◆ WRITTEN INSTRUCTION:
Find each line with the string "image" and copy it.

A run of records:
---+---
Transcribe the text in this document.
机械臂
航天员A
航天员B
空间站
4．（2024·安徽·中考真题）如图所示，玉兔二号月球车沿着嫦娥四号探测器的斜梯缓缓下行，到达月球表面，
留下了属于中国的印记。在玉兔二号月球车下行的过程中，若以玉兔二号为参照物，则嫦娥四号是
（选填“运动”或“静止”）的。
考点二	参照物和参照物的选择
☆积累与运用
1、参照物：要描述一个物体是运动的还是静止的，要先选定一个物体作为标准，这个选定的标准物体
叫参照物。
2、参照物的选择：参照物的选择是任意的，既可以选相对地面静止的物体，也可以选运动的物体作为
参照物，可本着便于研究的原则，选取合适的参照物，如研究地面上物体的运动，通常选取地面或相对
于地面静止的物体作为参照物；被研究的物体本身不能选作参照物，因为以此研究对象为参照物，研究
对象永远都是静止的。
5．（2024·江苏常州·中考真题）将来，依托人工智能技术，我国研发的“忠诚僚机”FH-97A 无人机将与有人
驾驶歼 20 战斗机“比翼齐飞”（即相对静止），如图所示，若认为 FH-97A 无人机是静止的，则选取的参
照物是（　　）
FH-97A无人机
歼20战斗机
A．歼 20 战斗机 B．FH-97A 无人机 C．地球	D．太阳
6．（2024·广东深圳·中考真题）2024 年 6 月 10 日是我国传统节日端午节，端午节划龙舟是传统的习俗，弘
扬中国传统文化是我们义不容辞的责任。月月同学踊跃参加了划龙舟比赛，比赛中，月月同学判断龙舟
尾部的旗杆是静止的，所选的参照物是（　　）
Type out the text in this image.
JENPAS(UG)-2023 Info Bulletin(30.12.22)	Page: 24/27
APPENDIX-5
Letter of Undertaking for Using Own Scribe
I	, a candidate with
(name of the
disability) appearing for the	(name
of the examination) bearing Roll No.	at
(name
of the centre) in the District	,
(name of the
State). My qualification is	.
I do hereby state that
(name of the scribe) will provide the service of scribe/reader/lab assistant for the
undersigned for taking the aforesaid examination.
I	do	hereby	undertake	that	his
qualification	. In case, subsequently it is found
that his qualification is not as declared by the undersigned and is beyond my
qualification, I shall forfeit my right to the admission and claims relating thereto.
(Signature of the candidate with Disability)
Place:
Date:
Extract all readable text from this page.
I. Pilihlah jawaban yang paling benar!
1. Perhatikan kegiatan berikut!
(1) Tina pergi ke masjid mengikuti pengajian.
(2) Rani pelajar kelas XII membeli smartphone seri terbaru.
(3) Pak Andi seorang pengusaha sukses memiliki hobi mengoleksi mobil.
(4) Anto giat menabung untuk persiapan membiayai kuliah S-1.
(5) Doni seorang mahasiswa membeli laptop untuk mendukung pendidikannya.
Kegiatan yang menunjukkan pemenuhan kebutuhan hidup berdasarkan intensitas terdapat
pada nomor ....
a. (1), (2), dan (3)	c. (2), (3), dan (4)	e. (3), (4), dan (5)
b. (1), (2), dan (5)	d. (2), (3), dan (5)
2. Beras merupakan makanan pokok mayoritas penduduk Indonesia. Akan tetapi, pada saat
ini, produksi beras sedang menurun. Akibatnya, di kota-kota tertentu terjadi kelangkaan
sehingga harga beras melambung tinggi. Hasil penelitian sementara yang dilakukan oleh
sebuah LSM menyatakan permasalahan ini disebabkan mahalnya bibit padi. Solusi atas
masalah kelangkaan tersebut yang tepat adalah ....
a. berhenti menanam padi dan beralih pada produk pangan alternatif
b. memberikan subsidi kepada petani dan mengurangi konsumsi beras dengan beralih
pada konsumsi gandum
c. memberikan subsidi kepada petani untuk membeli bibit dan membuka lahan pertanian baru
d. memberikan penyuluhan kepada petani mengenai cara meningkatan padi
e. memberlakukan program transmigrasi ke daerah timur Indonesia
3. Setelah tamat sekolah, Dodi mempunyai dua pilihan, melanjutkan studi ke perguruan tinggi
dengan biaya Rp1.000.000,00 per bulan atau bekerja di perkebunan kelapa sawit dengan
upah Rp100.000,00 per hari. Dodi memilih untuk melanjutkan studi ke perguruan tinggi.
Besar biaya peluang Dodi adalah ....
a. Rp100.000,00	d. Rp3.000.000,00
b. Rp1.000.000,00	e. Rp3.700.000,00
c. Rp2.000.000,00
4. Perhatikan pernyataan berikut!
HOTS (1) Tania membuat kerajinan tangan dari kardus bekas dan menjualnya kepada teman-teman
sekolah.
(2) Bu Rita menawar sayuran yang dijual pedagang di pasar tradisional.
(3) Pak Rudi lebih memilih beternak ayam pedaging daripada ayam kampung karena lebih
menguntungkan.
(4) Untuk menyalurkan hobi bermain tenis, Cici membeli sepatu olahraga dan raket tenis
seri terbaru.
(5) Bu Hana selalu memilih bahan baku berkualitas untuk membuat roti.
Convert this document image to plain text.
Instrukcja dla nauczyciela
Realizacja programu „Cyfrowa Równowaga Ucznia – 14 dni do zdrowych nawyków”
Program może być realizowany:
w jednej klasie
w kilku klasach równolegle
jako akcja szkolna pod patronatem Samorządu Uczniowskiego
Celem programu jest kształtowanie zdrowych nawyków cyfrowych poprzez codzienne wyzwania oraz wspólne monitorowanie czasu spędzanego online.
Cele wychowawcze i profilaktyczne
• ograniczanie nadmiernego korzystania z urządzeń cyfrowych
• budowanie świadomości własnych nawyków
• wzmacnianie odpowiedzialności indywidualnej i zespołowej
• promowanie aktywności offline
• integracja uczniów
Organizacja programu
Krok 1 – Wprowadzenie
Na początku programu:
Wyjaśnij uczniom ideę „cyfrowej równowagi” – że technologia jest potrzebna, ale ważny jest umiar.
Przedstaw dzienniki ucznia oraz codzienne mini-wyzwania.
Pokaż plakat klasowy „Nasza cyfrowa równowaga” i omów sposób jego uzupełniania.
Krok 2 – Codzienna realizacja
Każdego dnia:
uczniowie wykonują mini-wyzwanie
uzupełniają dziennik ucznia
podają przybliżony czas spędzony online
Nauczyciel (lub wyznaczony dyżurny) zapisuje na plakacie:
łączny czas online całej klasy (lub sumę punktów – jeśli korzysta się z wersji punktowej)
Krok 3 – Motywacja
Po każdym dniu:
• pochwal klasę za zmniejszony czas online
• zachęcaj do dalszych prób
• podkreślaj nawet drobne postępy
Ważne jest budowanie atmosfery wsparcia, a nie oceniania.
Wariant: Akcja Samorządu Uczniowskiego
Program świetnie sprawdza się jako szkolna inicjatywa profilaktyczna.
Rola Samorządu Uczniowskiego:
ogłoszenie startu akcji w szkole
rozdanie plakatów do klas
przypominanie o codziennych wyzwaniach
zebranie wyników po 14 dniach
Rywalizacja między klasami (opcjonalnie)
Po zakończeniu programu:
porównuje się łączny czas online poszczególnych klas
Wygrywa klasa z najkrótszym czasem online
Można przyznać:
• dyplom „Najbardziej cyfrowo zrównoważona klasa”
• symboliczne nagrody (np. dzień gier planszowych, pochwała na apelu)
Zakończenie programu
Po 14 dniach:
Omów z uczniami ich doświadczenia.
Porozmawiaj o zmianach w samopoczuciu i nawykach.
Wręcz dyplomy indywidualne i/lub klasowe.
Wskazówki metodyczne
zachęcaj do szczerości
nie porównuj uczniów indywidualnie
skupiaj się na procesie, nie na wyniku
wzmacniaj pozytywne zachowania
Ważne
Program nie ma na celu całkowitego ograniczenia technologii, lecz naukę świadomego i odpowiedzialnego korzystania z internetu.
---+---
◆ EXERCISE ANSWER:
Type out the text in this image.
Convert this document image to plain text.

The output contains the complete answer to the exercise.